_Written problem a_
Reproduce the stretch of the yard-sale story from "Now I know it" through "people in them.", word for word.

I swear if somebody really wants to knock me off, the best way to do it is have a little kid sell me something. So today I was on my way home and saw a huge sign for a yard sale. Now I don’t know about you but growing up, if you got your license and you really wanted to drive, the first job you got was “Driving Miss Daisy”- grandma all over town to yard sales. And lawd she would wear you out.
You had to get up at 6am on a spring or summer Saturday morning, roll out to her house while moms and pops lounging happy they don’t gotta do it no mo. She already be waitin on her porch with her bug eyed 4 inch round sun glass lenses and a wide brim Daisy Mae straw hat grinnin from ear to ear. Grandad sittin next to her chucklin as I drive up “awwww $#@!! dey done sent da rookie”. He gets smacked by grandma “@#%@#!! daddy watch yo mouth- see now you done made me cuss.”
Why she carrying four big empty canvas bags, I just don’t kno but I get out and open the back door and lay them on the seat then open the front for her to sit down. Now, mind you, I get back in the car sittin next to a woman who ain’t never drove a day in her life. My butt ain’t even hit the seat and she starts “make sure you wear your seat belt. And did you adjust your seat and mirrors right? Your daddy always checked the tires and oil and water… did you remember? You do know where you going right? And watch your speed. Don’t be drivin like no fool around these corners… and lawd sakes don’t be jammin on brakes or running no stop signs. Now put on your signal and let’s go.” That’s how my day started… and the beginning of my love for yard sales.
In no time at all I became one of her favorite “chauffeurs”. I guess it is because I hadn’t been driving long enough to develop any bad habits so my driving experience really began by driving an old lady around. My friends still tease me to this day because I am such an observant driver while they tend to be more aggressive and got the tickets to prove it.
Anyway, grandma would buy her trinkets but I always had an eye for electronics and tools. And back in the day if you really wanted to get something nice at a po folks price, you bought everything at the yard sales in the white neighborhoods.
Now I know it may come as a shock to some that there were still white neighborhoods during my childhood but, truth be told, they still existed more for economic reasons than race. But the effect is still the same. Neighborhoods that were that exclusive still didn’t have many black people in them.
We really didn’t see it as second hand because the majority of it was stuff we could have never afforded otherwise and it was well kept. Let’s be honest, when I saved up $500 for my first car, I wasn’t about to buy it out of the hood. Somebody who couldn’t pay their rent sho nuff wasn’t making enough to maintain a vehicle right. We all went to the white neighborhoods because every year when their kids went to college, they sold the “high school car” and bought the kid a new car to go to college in. And they had maintenance records. Again, this wasn’t so much a race thing as it was the reality of people who had money. And at that time where we was, they was all white.

_Information shown_
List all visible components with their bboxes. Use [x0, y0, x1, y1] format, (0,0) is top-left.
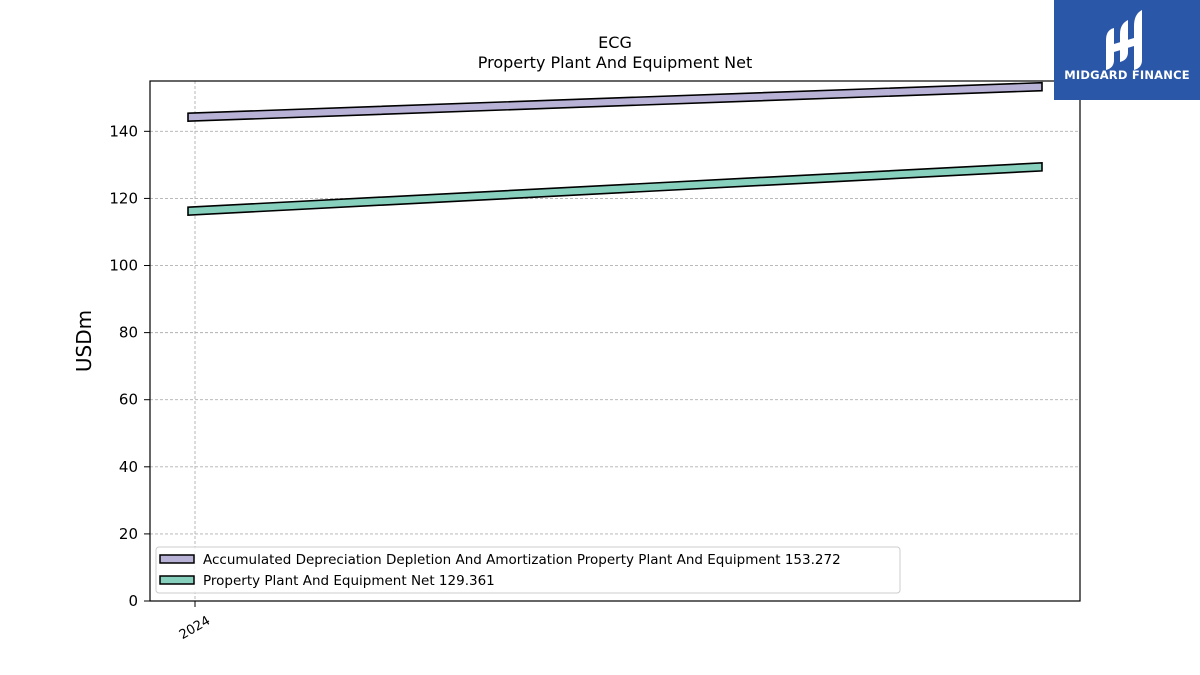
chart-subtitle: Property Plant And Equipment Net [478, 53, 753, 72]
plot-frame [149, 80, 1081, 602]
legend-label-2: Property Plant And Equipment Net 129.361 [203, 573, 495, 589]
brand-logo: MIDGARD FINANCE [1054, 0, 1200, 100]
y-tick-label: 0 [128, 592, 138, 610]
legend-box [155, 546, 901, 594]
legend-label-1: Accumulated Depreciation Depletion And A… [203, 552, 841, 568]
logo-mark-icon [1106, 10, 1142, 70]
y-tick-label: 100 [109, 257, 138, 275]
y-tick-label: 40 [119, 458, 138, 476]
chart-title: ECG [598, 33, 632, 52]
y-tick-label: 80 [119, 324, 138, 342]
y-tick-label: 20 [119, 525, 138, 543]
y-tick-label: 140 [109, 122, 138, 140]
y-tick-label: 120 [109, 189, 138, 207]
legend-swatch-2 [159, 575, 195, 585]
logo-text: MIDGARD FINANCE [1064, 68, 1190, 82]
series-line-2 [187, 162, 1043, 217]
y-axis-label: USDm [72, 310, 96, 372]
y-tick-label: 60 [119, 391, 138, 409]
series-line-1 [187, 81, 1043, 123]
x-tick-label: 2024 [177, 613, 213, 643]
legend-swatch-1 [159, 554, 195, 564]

* * *

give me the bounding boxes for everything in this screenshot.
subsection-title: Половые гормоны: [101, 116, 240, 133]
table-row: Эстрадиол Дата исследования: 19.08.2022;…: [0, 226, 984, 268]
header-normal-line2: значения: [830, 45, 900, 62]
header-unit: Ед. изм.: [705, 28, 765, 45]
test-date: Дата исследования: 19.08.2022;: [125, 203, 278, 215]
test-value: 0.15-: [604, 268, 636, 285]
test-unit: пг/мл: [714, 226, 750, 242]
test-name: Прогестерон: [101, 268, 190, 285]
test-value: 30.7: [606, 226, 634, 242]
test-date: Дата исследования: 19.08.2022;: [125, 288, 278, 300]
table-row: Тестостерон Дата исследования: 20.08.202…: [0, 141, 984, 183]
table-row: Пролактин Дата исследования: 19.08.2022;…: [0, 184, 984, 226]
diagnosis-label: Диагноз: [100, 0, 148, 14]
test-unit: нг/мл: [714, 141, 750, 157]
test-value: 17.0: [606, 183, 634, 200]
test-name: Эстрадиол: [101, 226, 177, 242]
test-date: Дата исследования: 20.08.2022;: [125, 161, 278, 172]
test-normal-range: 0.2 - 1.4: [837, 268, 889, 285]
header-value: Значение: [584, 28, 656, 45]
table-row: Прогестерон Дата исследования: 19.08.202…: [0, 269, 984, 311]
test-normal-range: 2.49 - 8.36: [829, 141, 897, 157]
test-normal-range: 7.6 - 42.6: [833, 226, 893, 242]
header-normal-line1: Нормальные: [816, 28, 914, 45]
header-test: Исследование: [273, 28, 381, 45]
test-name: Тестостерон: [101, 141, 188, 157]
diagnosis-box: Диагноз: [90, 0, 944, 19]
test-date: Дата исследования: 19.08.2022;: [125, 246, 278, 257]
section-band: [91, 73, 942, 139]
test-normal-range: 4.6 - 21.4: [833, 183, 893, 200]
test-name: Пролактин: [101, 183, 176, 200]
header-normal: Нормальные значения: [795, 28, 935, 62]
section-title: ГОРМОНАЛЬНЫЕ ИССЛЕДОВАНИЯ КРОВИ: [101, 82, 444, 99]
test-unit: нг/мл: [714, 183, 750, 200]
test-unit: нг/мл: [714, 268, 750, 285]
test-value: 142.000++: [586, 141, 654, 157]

_Written problem b_
Transcribe, without any change, the stretch of the records from the line that contains "give me the" through the line that contains "test-normal-range: 0.2 - 1.4: [837, 268, 889, 285]".

_Right answer a_
Now I know it may come as a shock to some that there were still white neighborhoods during my childhood but, truth be told, they still existed more for economic reasons than race. But the effect is still the same. Neighborhoods that were that exclusive still didn’t have many black people in them.

_Right answer b_
give me the bounding boxes for everything in this screenshot.
subsection-title: Половые гормоны: [101, 116, 240, 133]
table-row: Эстрадиол Дата исследования: 19.08.2022;…: [0, 226, 984, 268]
header-normal-line2: значения: [830, 45, 900, 62]
header-unit: Ед. изм.: [705, 28, 765, 45]
test-date: Дата исследования: 19.08.2022;: [125, 203, 278, 215]
test-value: 0.15-: [604, 268, 636, 285]
test-unit: пг/мл: [714, 226, 750, 242]
test-name: Прогестерон: [101, 268, 190, 285]
test-value: 30.7: [606, 226, 634, 242]
test-date: Дата исследования: 19.08.2022;: [125, 288, 278, 300]
table-row: Тестостерон Дата исследования: 20.08.202…: [0, 141, 984, 183]
table-row: Пролактин Дата исследования: 19.08.2022;…: [0, 184, 984, 226]
diagnosis-label: Диагноз: [100, 0, 148, 14]
test-unit: нг/мл: [714, 141, 750, 157]
test-value: 17.0: [606, 183, 634, 200]
test-name: Эстрадиол: [101, 226, 177, 242]
test-date: Дата исследования: 20.08.2022;: [125, 161, 278, 172]
test-normal-range: 0.2 - 1.4: [837, 268, 889, 285]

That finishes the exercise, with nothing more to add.